── Input ──
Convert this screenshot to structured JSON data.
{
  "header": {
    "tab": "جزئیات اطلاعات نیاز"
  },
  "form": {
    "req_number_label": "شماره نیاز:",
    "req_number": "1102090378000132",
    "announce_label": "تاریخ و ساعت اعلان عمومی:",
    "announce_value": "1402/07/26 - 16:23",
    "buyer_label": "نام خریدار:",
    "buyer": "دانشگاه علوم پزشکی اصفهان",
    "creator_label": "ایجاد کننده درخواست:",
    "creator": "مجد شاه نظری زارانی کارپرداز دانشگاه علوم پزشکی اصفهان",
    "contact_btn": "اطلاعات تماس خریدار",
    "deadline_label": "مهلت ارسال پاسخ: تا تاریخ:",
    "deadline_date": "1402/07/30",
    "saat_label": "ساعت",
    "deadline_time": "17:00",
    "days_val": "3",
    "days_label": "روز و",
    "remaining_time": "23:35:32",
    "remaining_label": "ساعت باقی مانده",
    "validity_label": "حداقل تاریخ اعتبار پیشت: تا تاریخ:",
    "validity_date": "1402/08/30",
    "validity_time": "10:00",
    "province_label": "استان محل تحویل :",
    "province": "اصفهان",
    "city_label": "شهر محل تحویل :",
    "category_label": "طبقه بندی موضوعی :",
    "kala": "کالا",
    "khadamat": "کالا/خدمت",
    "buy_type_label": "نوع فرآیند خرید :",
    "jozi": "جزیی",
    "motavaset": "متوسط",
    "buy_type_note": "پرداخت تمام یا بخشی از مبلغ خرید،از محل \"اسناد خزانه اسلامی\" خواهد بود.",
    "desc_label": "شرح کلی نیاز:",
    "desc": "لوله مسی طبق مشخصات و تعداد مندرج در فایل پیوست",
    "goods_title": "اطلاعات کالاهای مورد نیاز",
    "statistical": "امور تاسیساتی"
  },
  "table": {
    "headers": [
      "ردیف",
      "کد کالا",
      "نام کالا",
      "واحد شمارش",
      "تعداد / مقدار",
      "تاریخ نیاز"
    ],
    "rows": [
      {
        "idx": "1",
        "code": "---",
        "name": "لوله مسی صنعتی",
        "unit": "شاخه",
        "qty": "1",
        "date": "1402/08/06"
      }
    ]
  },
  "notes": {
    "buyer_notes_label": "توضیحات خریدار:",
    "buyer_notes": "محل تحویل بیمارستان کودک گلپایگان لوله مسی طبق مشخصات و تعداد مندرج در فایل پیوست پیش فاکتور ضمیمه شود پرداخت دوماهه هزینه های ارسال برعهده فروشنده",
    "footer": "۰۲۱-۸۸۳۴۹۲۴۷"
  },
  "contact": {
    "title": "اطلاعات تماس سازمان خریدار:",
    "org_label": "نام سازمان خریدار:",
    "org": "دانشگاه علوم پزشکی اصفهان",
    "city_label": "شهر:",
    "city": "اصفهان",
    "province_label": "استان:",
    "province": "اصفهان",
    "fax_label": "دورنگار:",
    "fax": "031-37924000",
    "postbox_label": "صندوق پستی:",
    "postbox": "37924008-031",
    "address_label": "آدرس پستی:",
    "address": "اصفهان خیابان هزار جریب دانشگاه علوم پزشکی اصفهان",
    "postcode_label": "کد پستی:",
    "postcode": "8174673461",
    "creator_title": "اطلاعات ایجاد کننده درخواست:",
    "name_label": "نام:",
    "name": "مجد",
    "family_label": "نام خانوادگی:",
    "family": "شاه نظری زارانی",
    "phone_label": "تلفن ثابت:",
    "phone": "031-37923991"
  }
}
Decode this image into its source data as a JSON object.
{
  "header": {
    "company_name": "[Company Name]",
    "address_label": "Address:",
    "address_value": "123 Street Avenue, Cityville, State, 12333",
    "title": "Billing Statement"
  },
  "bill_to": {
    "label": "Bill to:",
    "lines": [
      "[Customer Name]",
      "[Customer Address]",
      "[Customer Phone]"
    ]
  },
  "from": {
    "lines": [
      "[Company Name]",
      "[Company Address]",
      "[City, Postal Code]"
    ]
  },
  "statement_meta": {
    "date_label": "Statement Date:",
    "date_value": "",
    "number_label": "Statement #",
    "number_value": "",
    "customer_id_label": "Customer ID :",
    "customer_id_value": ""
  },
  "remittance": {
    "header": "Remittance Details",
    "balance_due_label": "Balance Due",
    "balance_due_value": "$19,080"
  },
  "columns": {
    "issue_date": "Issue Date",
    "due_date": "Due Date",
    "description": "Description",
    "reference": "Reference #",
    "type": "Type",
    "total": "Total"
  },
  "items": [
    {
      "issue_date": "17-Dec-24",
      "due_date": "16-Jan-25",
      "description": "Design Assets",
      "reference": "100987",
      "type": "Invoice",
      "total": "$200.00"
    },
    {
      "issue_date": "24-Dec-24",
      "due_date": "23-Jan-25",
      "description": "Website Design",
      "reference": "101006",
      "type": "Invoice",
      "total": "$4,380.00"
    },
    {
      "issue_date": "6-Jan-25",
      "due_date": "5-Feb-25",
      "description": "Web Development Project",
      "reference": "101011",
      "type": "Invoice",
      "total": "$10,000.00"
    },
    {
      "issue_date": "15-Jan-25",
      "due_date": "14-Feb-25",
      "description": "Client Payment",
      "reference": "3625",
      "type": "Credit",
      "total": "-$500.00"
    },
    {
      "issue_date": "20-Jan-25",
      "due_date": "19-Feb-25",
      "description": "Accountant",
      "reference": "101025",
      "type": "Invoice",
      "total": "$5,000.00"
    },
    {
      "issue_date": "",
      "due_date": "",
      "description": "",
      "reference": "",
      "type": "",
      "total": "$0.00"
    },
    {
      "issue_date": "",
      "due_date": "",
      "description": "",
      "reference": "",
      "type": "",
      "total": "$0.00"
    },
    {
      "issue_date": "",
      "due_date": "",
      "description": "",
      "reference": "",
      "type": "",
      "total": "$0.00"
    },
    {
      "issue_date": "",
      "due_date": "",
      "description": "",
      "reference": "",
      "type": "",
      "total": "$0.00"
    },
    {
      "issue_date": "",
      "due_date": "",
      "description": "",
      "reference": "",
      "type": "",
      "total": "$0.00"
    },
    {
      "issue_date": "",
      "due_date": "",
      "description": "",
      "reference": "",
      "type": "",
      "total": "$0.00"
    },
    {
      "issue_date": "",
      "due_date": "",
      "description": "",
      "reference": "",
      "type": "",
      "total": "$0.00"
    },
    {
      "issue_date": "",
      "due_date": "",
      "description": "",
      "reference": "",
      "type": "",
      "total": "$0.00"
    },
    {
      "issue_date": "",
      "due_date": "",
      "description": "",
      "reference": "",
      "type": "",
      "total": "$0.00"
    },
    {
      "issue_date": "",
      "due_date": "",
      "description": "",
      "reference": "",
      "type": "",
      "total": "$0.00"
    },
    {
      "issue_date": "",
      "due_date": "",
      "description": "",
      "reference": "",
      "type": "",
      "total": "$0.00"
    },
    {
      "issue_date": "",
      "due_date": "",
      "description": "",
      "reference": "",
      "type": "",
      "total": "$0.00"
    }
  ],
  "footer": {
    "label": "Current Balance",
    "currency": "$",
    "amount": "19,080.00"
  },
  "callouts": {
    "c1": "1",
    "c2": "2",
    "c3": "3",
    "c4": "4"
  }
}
───
> Written task: Return each entry from above without altering a single character.

> Solved exercise:
Convert this screenshot to structured JSON data.
{
  "header": {
    "tab": "جزئیات اطلاعات نیاز"
  },
  "form": {
    "req_number_label": "شماره نیاز:",
    "req_number": "1102090378000132",
    "announce_label": "تاریخ و ساعت اعلان عمومی:",
    "announce_value": "1402/07/26 - 16:23",
    "buyer_label": "نام خریدار:",
    "buyer": "دانشگاه علوم پزشکی اصفهان",
    "creator_label": "ایجاد کننده درخواست:",
    "creator": "مجد شاه نظری زارانی کارپرداز دانشگاه علوم پزشکی اصفهان",
    "contact_btn": "اطلاعات تماس خریدار",
    "deadline_label": "مهلت ارسال پاسخ: تا تاریخ:",
    "deadline_date": "1402/07/30",
    "saat_label": "ساعت",
    "deadline_time": "17:00",
    "days_val": "3",
    "days_label": "روز و",
    "remaining_time": "23:35:32",
    "remaining_label": "ساعت باقی مانده",
    "validity_label": "حداقل تاریخ اعتبار پیشت: تا تاریخ:",
    "validity_date": "1402/08/30",
    "validity_time": "10:00",
    "province_label": "استان محل تحویل :",
    "province": "اصفهان",
    "city_label": "شهر محل تحویل :",
    "category_label": "طبقه بندی موضوعی :",
    "kala": "کالا",
    "khadamat": "کالا/خدمت",
    "buy_type_label": "نوع فرآیند خرید :",
    "jozi": "جزیی",
    "motavaset": "متوسط",
    "buy_type_note": "پرداخت تمام یا بخشی از مبلغ خرید،از محل \"اسناد خزانه اسلامی\" خواهد بود.",
    "desc_label": "شرح کلی نیاز:",
    "desc": "لوله مسی طبق مشخصات و تعداد مندرج در فایل پیوست",
    "goods_title": "اطلاعات کالاهای مورد نیاز",
    "statistical": "امور تاسیساتی"
  },
  "table": {
    "headers": [
      "ردیف",
      "کد کالا",
      "نام کالا",
      "واحد شمارش",
      "تعداد / مقدار",
      "تاریخ نیاز"
    ],
    "rows": [
      {
        "idx": "1",
        "code": "---",
        "name": "لوله مسی صنعتی",
        "unit": "شاخه",
        "qty": "1",
        "date": "1402/08/06"
      }
    ]
  },
  "notes": {
    "buyer_notes_label": "توضیحات خریدار:",
    "buyer_notes": "محل تحویل بیمارستان کودک گلپایگان لوله مسی طبق مشخصات و تعداد مندرج در فایل پیوست پیش فاکتور ضمیمه شود پرداخت دوماهه هزینه های ارسال برعهده فروشنده",
    "footer": "۰۲۱-۸۸۳۴۹۲۴۷"
  },
  "contact": {
    "title": "اطلاعات تماس سازمان خریدار:",
    "org_label": "نام سازمان خریدار:",
    "org": "دانشگاه علوم پزشکی اصفهان",
    "city_label": "شهر:",
    "city": "اصفهان",
    "province_label": "استان:",
    "province": "اصفهان",
    "fax_label": "دورنگار:",
    "fax": "031-37924000",
    "postbox_label": "صندوق پستی:",
    "postbox": "37924008-031",
    "address_label": "آدرس پستی:",
    "address": "اصفهان خیابان هزار جریب دانشگاه علوم پزشکی اصفهان",
    "postcode_label": "کد پستی:",
    "postcode": "8174673461",
    "creator_title": "اطلاعات ایجاد کننده درخواست:",
    "name_label": "نام:",
    "name": "مجد",
    "family_label": "نام خانوادگی:",
    "family": "شاه نظری زارانی",
    "phone_label": "تلفن ثابت:",
    "phone": "031-37923991"
  }
}
Decode this image into its source data as a JSON object.
{
  "header": {
    "company_name": "[Company Name]",
    "address_label": "Address:",
    "address_value": "123 Street Avenue, Cityville, State, 12333",
    "title": "Billing Statement"
  },
  "bill_to": {
    "label": "Bill to:",
    "lines": [
      "[Customer Name]",
      "[Customer Address]",
      "[Customer Phone]"
    ]
  },
  "from": {
    "lines": [
      "[Company Name]",
      "[Company Address]",
      "[City, Postal Code]"
    ]
  },
  "statement_meta": {
    "date_label": "Statement Date:",
    "date_value": "",
    "number_label": "Statement #",
    "number_value": "",
    "customer_id_label": "Customer ID :",
    "customer_id_value": ""
  },
  "remittance": {
    "header": "Remittance Details",
    "balance_due_label": "Balance Due",
    "balance_due_value": "$19,080"
  },
  "columns": {
    "issue_date": "Issue Date",
    "due_date": "Due Date",
    "description": "Description",
    "reference": "Reference #",
    "type": "Type",
    "total": "Total"
  },
  "items": [
    {
      "issue_date": "17-Dec-24",
      "due_date": "16-Jan-25",
      "description": "Design Assets",
      "reference": "100987",
      "type": "Invoice",
      "total": "$200.00"
    },
    {
      "issue_date": "24-Dec-24",
      "due_date": "23-Jan-25",
      "description": "Website Design",
      "reference": "101006",
      "type": "Invoice",
      "total": "$4,380.00"
    },
    {
      "issue_date": "6-Jan-25",
      "due_date": "5-Feb-25",
      "description": "Web Development Project",
      "reference": "101011",
      "type": "Invoice",
      "total": "$10,000.00"
    },
    {
      "issue_date": "15-Jan-25",
      "due_date": "14-Feb-25",
      "description": "Client Payment",
      "reference": "3625",
      "type": "Credit",
      "total": "-$500.00"
    },
    {
      "issue_date": "20-Jan-25",
      "due_date": "19-Feb-25",
      "description": "Accountant",
      "reference": "101025",
      "type": "Invoice",
      "total": "$5,000.00"
    },
    {
      "issue_date": "",
      "due_date": "",
      "description": "",
      "reference": "",
      "type": "",
      "total": "$0.00"
    },
    {
      "issue_date": "",
      "due_date": "",
      "description": "",
      "reference": "",
      "type": "",
      "total": "$0.00"
    },
    {
      "issue_date": "",
      "due_date": "",
      "description": "",
      "reference": "",
      "type": "",
      "total": "$0.00"
    },
    {
      "issue_date": "",
      "due_date": "",
      "description": "",
      "reference": "",
      "type": "",
      "total": "$0.00"
    },
    {
      "issue_date": "",
      "due_date": "",
      "description": "",
      "reference": "",
      "type": "",
      "total": "$0.00"
    },
    {
      "issue_date": "",
      "due_date": "",
      "description": "",
      "reference": "",
      "type": "",
      "total": "$0.00"
    },
    {
      "issue_date": "",
      "due_date": "",
      "description": "",
      "reference": "",
      "type": "",
      "total": "$0.00"
    },
    {
      "issue_date": "",
      "due_date": "",
      "description": "",
      "reference": "",
      "type": "",
      "total": "$0.00"
    },
    {
      "issue_date": "",
      "due_date": "",
      "description": "",
      "reference": "",
      "type": "",
      "total": "$0.00"
    },
    {
      "issue_date": "",
      "due_date": "",
      "description": "",
      "reference": "",
      "type": "",
      "total": "$0.00"
    },
    {
      "issue_date": "",
      "due_date": "",
      "description": "",
      "reference": "",
      "type": "",
      "total": "$0.00"
    },
    {
      "issue_date": "",
      "due_date": "",
      "description": "",
      "reference": "",
      "type": "",
      "total": "$0.00"
    }
  ],
  "footer": {
    "label": "Current Balance",
    "currency": "$",
    "amount": "19,080.00"
  },
  "callouts": {
    "c1": "1",
    "c2": "2",
    "c3": "3",
    "c4": "4"
  }
}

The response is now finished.